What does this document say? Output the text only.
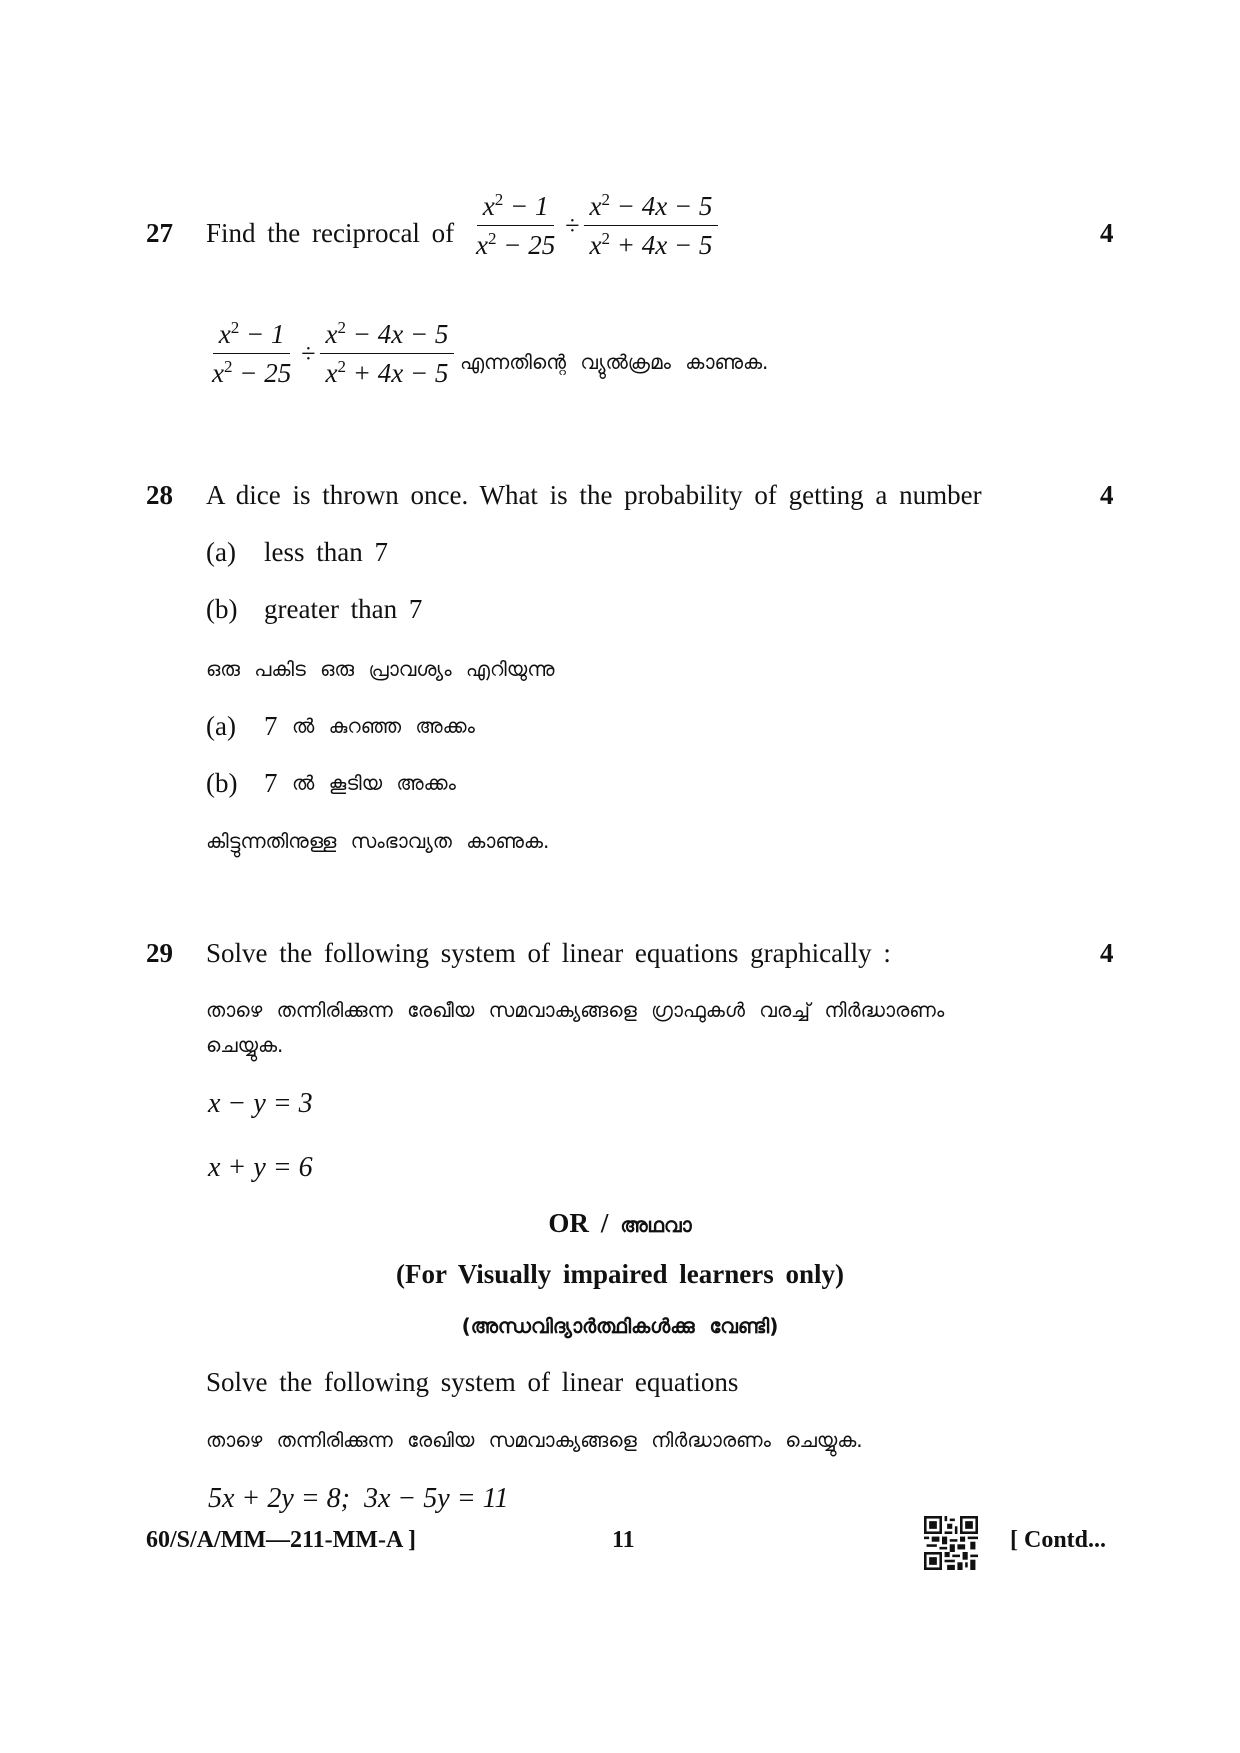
27 Find the reciprocal of $\frac{x^2 - 1}{x^2 - 25} \div \frac{x^2 - 4x - 5}{x^2 + 4x - 5}$	4
$\frac{x^2 - 1}{x^2 - 25} \div \frac{x^2 - 4x - 5}{x^2 + 4x - 5}$ എന്നതിന്റെ വ്യുൽക്രമം കാണുക.
28 A dice is thrown once. What is the probability of getting a number	4
(a) less than 7
(b) greater than 7
ഒരു പകിട ഒരു പ്രാവശ്യം എറിയുന്നു
(a) 7 ൽ കുറഞ്ഞ അക്കം
(b) 7 ൽ കൂടിയ അക്കം
കിട്ടുന്നതിനുള്ള സംഭാവ്യത കാണുക.
29 Solve the following system of linear equations graphically :	4
താഴെ തന്നിരിക്കുന്ന രേഖീയ സമവാക്യങ്ങളെ ഗ്രാഫുകൾ വരച്ച് നിർദ്ധാരണം
ചെയ്യുക.
x − y = 3
x + y = 6
OR / അഥവാ
(For Visually impaired learners only)
(അന്ധവിദ്യാർത്ഥികൾക്കു വേണ്ടി)
Solve the following system of linear equations
താഴെ തന്നിരിക്കുന്ന രേഖിയ സമവാക്യങ്ങളെ നിർദ്ധാരണം ചെയ്യുക.
5x + 2y = 8;  3x − 5y = 11
60/S/A/MM—211-MM-A ]	11	[ Contd...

• What you have to do: Copy the material above exactly and drop the pictures.

• Answer to this task:
What does this document say? Output the text only.
27 Find the reciprocal of $\frac{x^2 - 1}{x^2 - 25} \div \frac{x^2 - 4x - 5}{x^2 + 4x - 5}$	4
$\frac{x^2 - 1}{x^2 - 25} \div \frac{x^2 - 4x - 5}{x^2 + 4x - 5}$ എന്നതിന്റെ വ്യുൽക്രമം കാണുക.
28 A dice is thrown once. What is the probability of getting a number	4
(a) less than 7
(b) greater than 7
ഒരു പകിട ഒരു പ്രാവശ്യം എറിയുന്നു
(a) 7 ൽ കുറഞ്ഞ അക്കം
(b) 7 ൽ കൂടിയ അക്കം
കിട്ടുന്നതിനുള്ള സംഭാവ്യത കാണുക.
29 Solve the following system of linear equations graphically :	4
താഴെ തന്നിരിക്കുന്ന രേഖീയ സമവാക്യങ്ങളെ ഗ്രാഫുകൾ വരച്ച് നിർദ്ധാരണം
ചെയ്യുക.
x − y = 3
x + y = 6
OR / അഥവാ
(For Visually impaired learners only)
(അന്ധവിദ്യാർത്ഥികൾക്കു വേണ്ടി)
Solve the following system of linear equations
താഴെ തന്നിരിക്കുന്ന രേഖിയ സമവാക്യങ്ങളെ നിർദ്ധാരണം ചെയ്യുക.
5x + 2y = 8;  3x − 5y = 11
60/S/A/MM—211-MM-A ]	11	[ Contd...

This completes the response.